STATED PROBLEM: Make an exact copy of the entries below with the pictures removed.

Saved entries
● ● ● ●

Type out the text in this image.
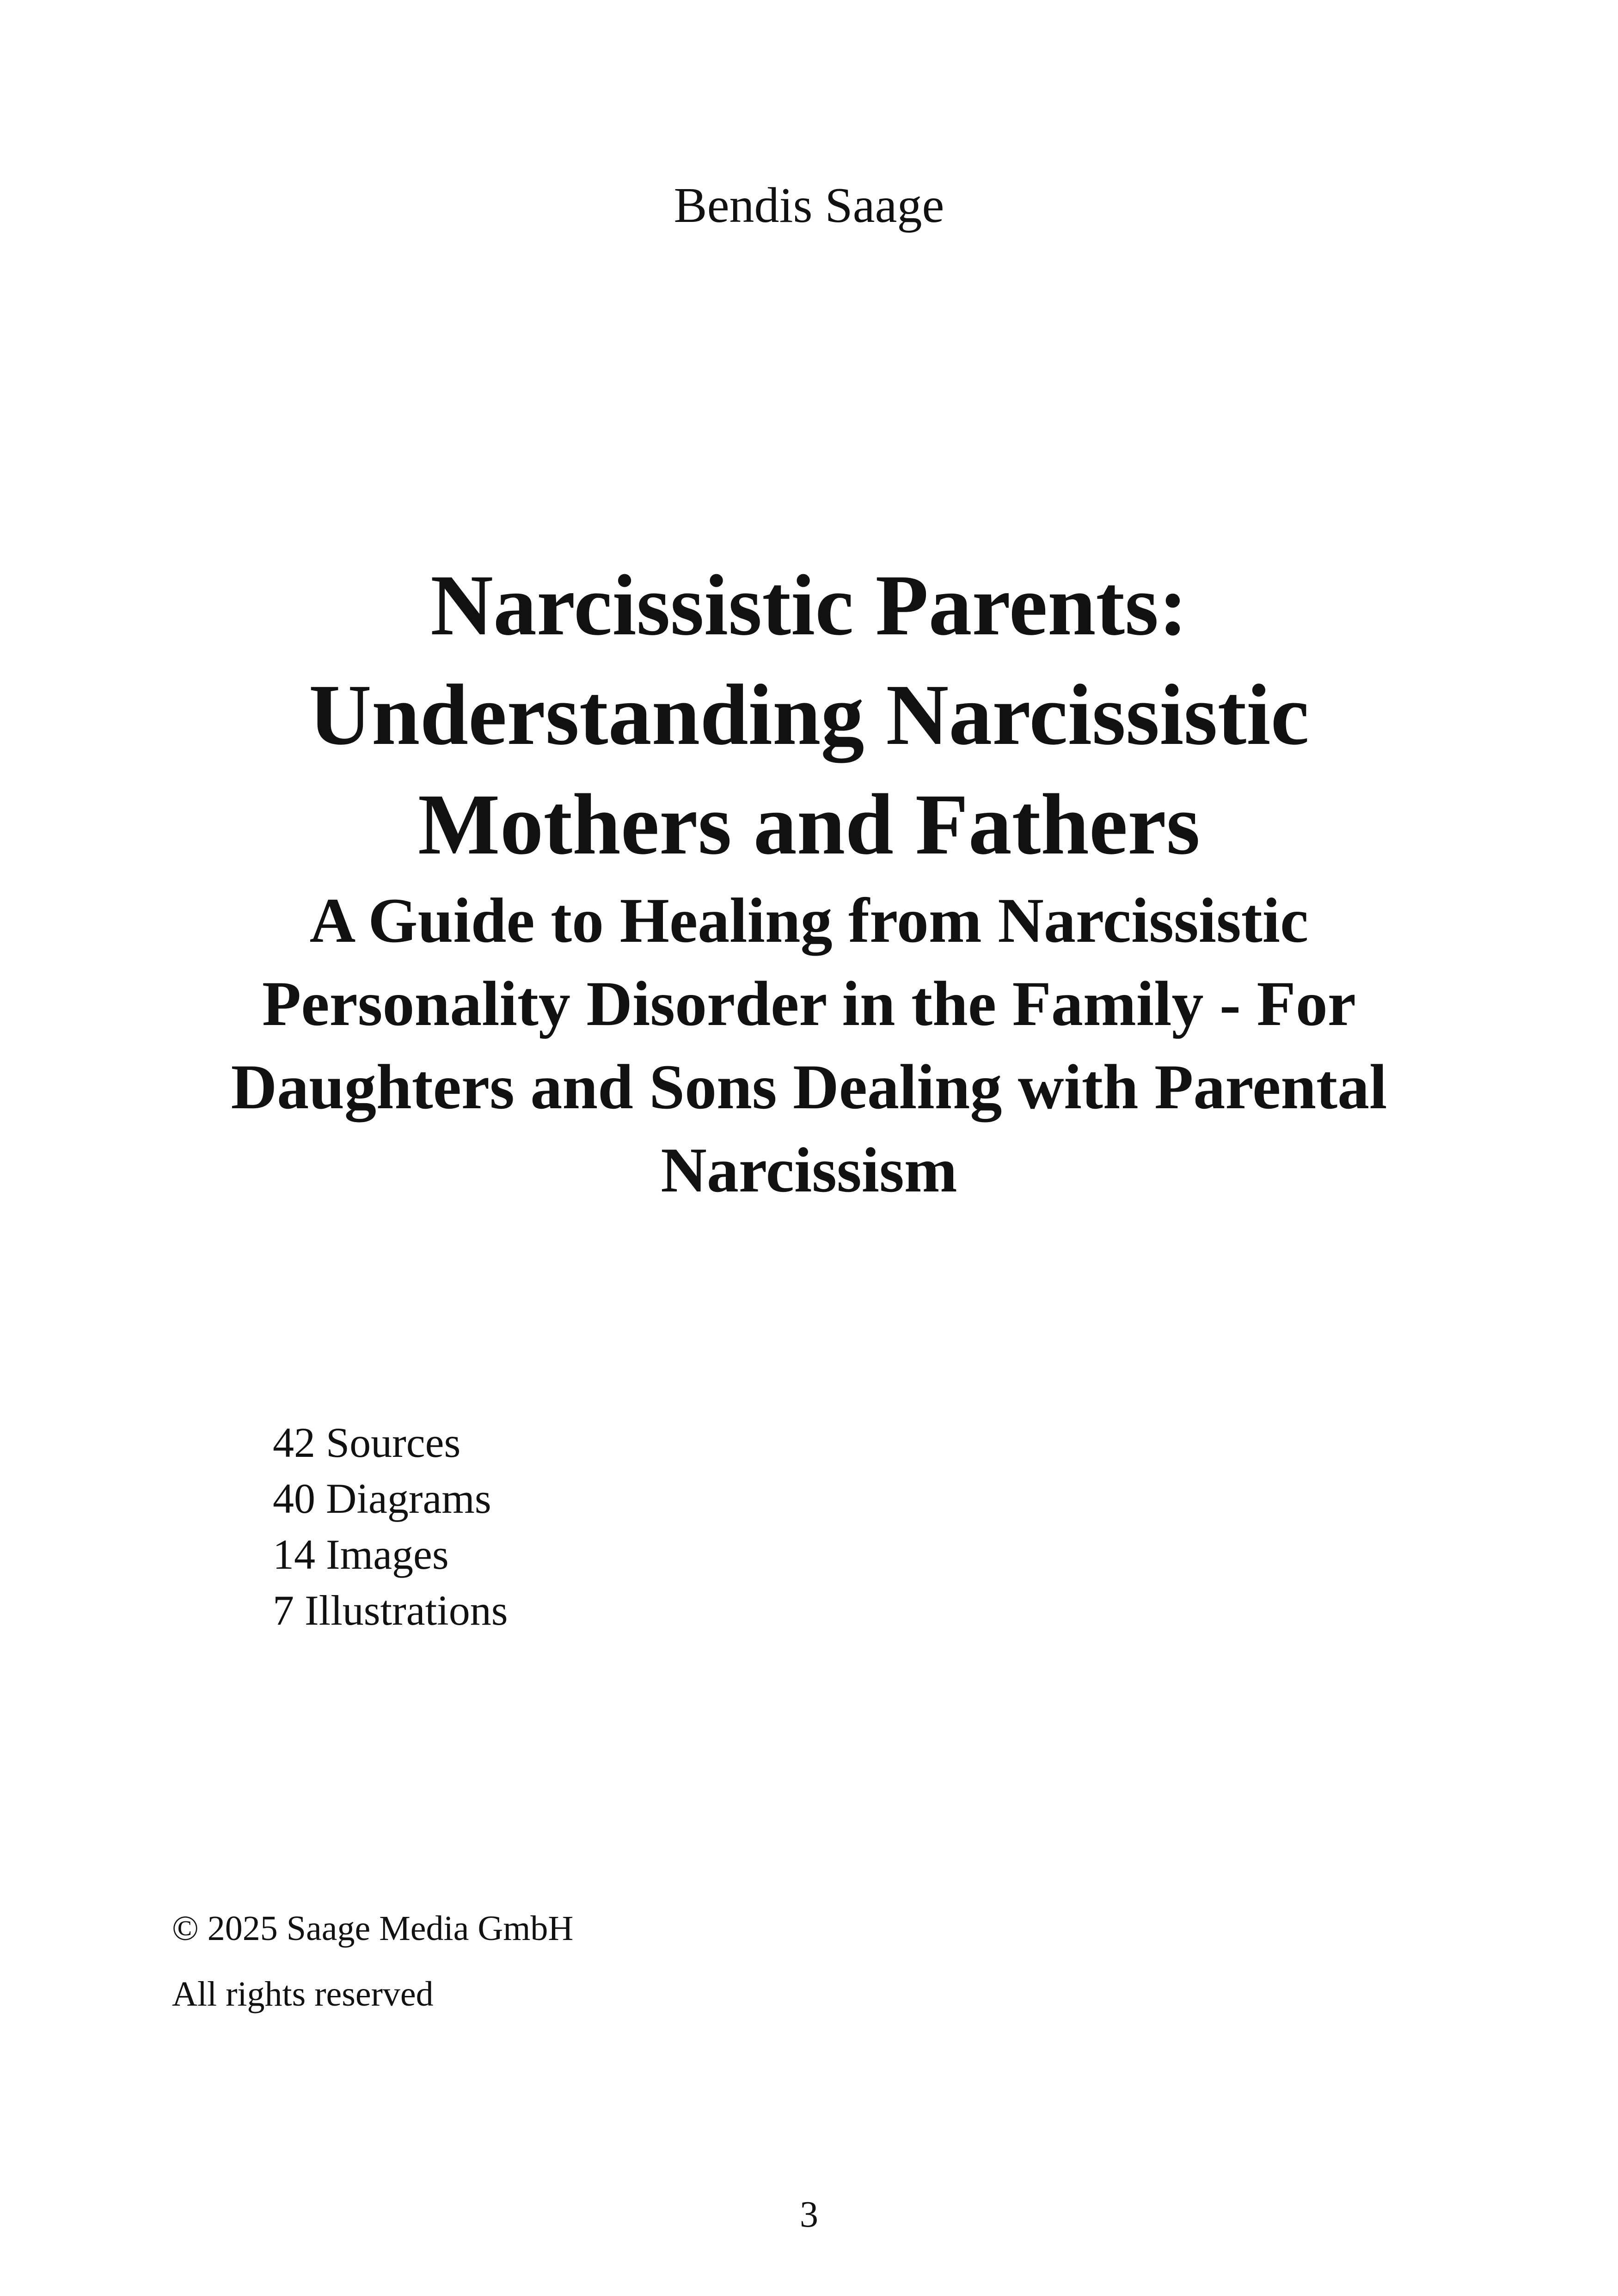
Bendis Saage
Narcissistic Parents:
Understanding Narcissistic
Mothers and Fathers
A Guide to Healing from Narcissistic
Personality Disorder in the Family - For
Daughters and Sons Dealing with Parental
Narcissism
42 Sources
40 Diagrams
14 Images
7 Illustrations
© 2025 Saage Media GmbH
All rights reserved
3
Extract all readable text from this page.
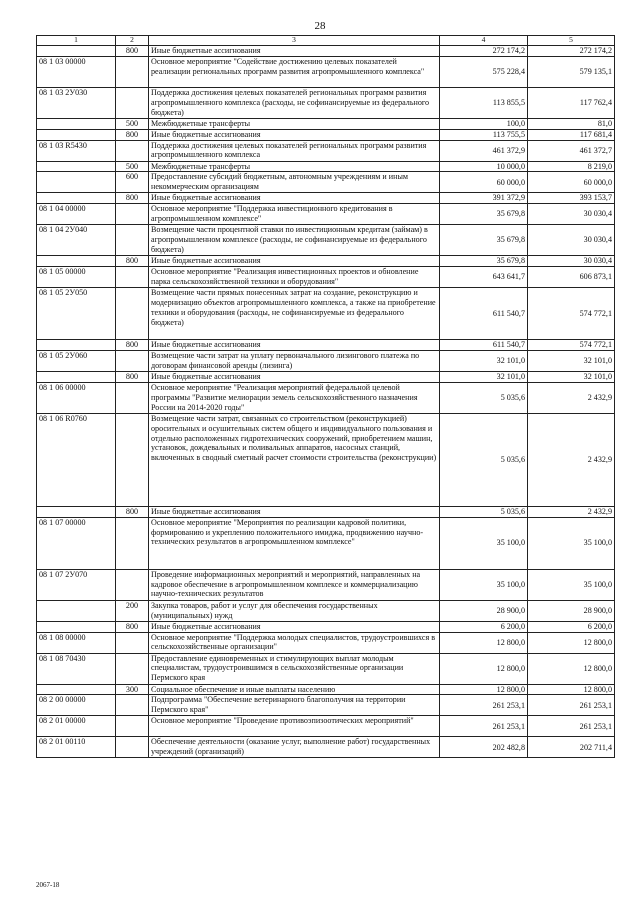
28
1	2	3	4	5
	800	Иные бюджетные ассигнования	272 174,2	272 174,2
08 1 03 00000		Основное мероприятие "Содействие достижению целевых показателей реализации региональных программ развития агропромышленного комплекса"	575 228,4	579 135,1
08 1 03 2У030		Поддержка достижения целевых показателей региональных программ развития агропромышленного комплекса (расходы, не софинансируемые из федерального бюджета)	113 855,5	117 762,4
	500	Межбюджетные трансферты	100,0	81,0
	800	Иные бюджетные ассигнования	113 755,5	117 681,4
08 1 03 R5430		Поддержка достижения целевых показателей региональных программ развития агропромышленного комплекса	461 372,9	461 372,7
	500	Межбюджетные трансферты	10 000,0	8 219,0
	600	Предоставление субсидий бюджетным, автономным учреждениям и иным некоммерческим организациям	60 000,0	60 000,0
	800	Иные бюджетные ассигнования	391 372,9	393 153,7
08 1 04 00000		Основное мероприятие "Поддержка инвестиционного кредитования в агропромышленном комплексе"	35 679,8	30 030,4
08 1 04 2У040		Возмещение части процентной ставки по инвестиционным кредитам (займам) в агропромышленном комплексе (расходы, не софинансируемые из федерального бюджета)	35 679,8	30 030,4
	800	Иные бюджетные ассигнования	35 679,8	30 030,4
08 1 05 00000		Основное мероприятие "Реализация инвестиционных проектов и обновление парка сельскохозяйственной техники и оборудования"	643 641,7	606 873,1
08 1 05 2У050		Возмещение части прямых понесенных затрат на создание, реконструкцию и модернизацию объектов агропромышленного комплекса, а также на приобретение техники и оборудования (расходы, не софинансируемые из федерального бюджета)	611 540,7	574 772,1
	800	Иные бюджетные ассигнования	611 540,7	574 772,1
08 1 05 2У060		Возмещение части затрат на уплату первоначального лизингового платежа по договорам финансовой аренды (лизинга)	32 101,0	32 101,0
	800	Иные бюджетные ассигнования	32 101,0	32 101,0
08 1 06 00000		Основное мероприятие "Реализация мероприятий федеральной целевой программы "Развитие мелиорации земель сельскохозяйственного назначения России на 2014-2020 годы"	5 035,6	2 432,9
08 1 06 R0760		Возмещение части затрат, связанных со строительством (реконструкцией) оросительных и осушительных систем общего и индивидуального пользования и отдельно расположенных гидротехнических сооружений, приобретением машин, установок, дождевальных и поливальных аппаратов, насосных станций, включенных в сводный сметный расчет стоимости строительства (реконструкции)	5 035,6	2 432,9
	800	Иные бюджетные ассигнования	5 035,6	2 432,9
08 1 07 00000		Основное мероприятие "Мероприятия по реализации кадровой политики, формированию и укреплению положительного имиджа, продвижению научно-технических результатов в агропромышленном комплексе"	35 100,0	35 100,0
08 1 07 2У070		Проведение информационных мероприятий и мероприятий, направленных на кадровое обеспечение в агропромышленном комплексе и коммерциализацию научно-технических результатов	35 100,0	35 100,0
	200	Закупка товаров, работ и услуг для обеспечения государственных (муниципальных) нужд	28 900,0	28 900,0
	800	Иные бюджетные ассигнования	6 200,0	6 200,0
08 1 08 00000		Основное мероприятие "Поддержка молодых специалистов, трудоустроившихся в сельскохозяйственные организации"	12 800,0	12 800,0
08 1 08 70430		Предоставление единовременных и стимулирующих выплат молодым специалистам, трудоустроившимся в сельскохозяйственные организации Пермского края	12 800,0	12 800,0
	300	Социальное обеспечение и иные выплаты населению	12 800,0	12 800,0
08 2 00 00000		Подпрограмма "Обеспечение ветеринарного благополучия на территории Пермского края"	261 253,1	261 253,1
08 2 01 00000		Основное мероприятие "Проведение противоэпизоотических мероприятий"	261 253,1	261 253,1
08 2 01 00110		Обеспечение деятельности (оказание услуг, выполнение работ) государственных учреждений (организаций)	202 482,8	202 711,4
2067-18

● ● ● ●

RESPONSE:
Type out the text in this image.
Bendis Saage
Narcissistic Parents:
Understanding Narcissistic
Mothers and Fathers
A Guide to Healing from Narcissistic
Personality Disorder in the Family - For
Daughters and Sons Dealing with Parental
Narcissism
42 Sources
40 Diagrams
14 Images
7 Illustrations
© 2025 Saage Media GmbH
All rights reserved
3
Extract all readable text from this page.
28
1	2	3	4	5
	800	Иные бюджетные ассигнования	272 174,2	272 174,2
08 1 03 00000		Основное мероприятие "Содействие достижению целевых показателей реализации региональных программ развития агропромышленного комплекса"	575 228,4	579 135,1
08 1 03 2У030		Поддержка достижения целевых показателей региональных программ развития агропромышленного комплекса (расходы, не софинансируемые из федерального бюджета)	113 855,5	117 762,4
	500	Межбюджетные трансферты	100,0	81,0
	800	Иные бюджетные ассигнования	113 755,5	117 681,4
08 1 03 R5430		Поддержка достижения целевых показателей региональных программ развития агропромышленного комплекса	461 372,9	461 372,7
	500	Межбюджетные трансферты	10 000,0	8 219,0
	600	Предоставление субсидий бюджетным, автономным учреждениям и иным некоммерческим организациям	60 000,0	60 000,0
	800	Иные бюджетные ассигнования	391 372,9	393 153,7
08 1 04 00000		Основное мероприятие "Поддержка инвестиционного кредитования в агропромышленном комплексе"	35 679,8	30 030,4
08 1 04 2У040		Возмещение части процентной ставки по инвестиционным кредитам (займам) в агропромышленном комплексе (расходы, не софинансируемые из федерального бюджета)	35 679,8	30 030,4
	800	Иные бюджетные ассигнования	35 679,8	30 030,4
08 1 05 00000		Основное мероприятие "Реализация инвестиционных проектов и обновление парка сельскохозяйственной техники и оборудования"	643 641,7	606 873,1
08 1 05 2У050		Возмещение части прямых понесенных затрат на создание, реконструкцию и модернизацию объектов агропромышленного комплекса, а также на приобретение техники и оборудования (расходы, не софинансируемые из федерального бюджета)	611 540,7	574 772,1
	800	Иные бюджетные ассигнования	611 540,7	574 772,1
08 1 05 2У060		Возмещение части затрат на уплату первоначального лизингового платежа по договорам финансовой аренды (лизинга)	32 101,0	32 101,0
	800	Иные бюджетные ассигнования	32 101,0	32 101,0
08 1 06 00000		Основное мероприятие "Реализация мероприятий федеральной целевой программы "Развитие мелиорации земель сельскохозяйственного назначения России на 2014-2020 годы"	5 035,6	2 432,9
08 1 06 R0760		Возмещение части затрат, связанных со строительством (реконструкцией) оросительных и осушительных систем общего и индивидуального пользования и отдельно расположенных гидротехнических сооружений, приобретением машин, установок, дождевальных и поливальных аппаратов, насосных станций, включенных в сводный сметный расчет стоимости строительства (реконструкции)	5 035,6	2 432,9
	800	Иные бюджетные ассигнования	5 035,6	2 432,9
08 1 07 00000		Основное мероприятие "Мероприятия по реализации кадровой политики, формированию и укреплению положительного имиджа, продвижению научно-технических результатов в агропромышленном комплексе"	35 100,0	35 100,0
08 1 07 2У070		Проведение информационных мероприятий и мероприятий, направленных на кадровое обеспечение в агропромышленном комплексе и коммерциализацию научно-технических результатов	35 100,0	35 100,0
	200	Закупка товаров, работ и услуг для обеспечения государственных (муниципальных) нужд	28 900,0	28 900,0
	800	Иные бюджетные ассигнования	6 200,0	6 200,0
08 1 08 00000		Основное мероприятие "Поддержка молодых специалистов, трудоустроившихся в сельскохозяйственные организации"	12 800,0	12 800,0
08 1 08 70430		Предоставление единовременных и стимулирующих выплат молодым специалистам, трудоустроившимся в сельскохозяйственные организации Пермского края	12 800,0	12 800,0
	300	Социальное обеспечение и иные выплаты населению	12 800,0	12 800,0
08 2 00 00000		Подпрограмма "Обеспечение ветеринарного благополучия на территории Пермского края"	261 253,1	261 253,1
08 2 01 00000		Основное мероприятие "Проведение противоэпизоотических мероприятий"	261 253,1	261 253,1
08 2 01 00110		Обеспечение деятельности (оказание услуг, выполнение работ) государственных учреждений (организаций)	202 482,8	202 711,4
2067-18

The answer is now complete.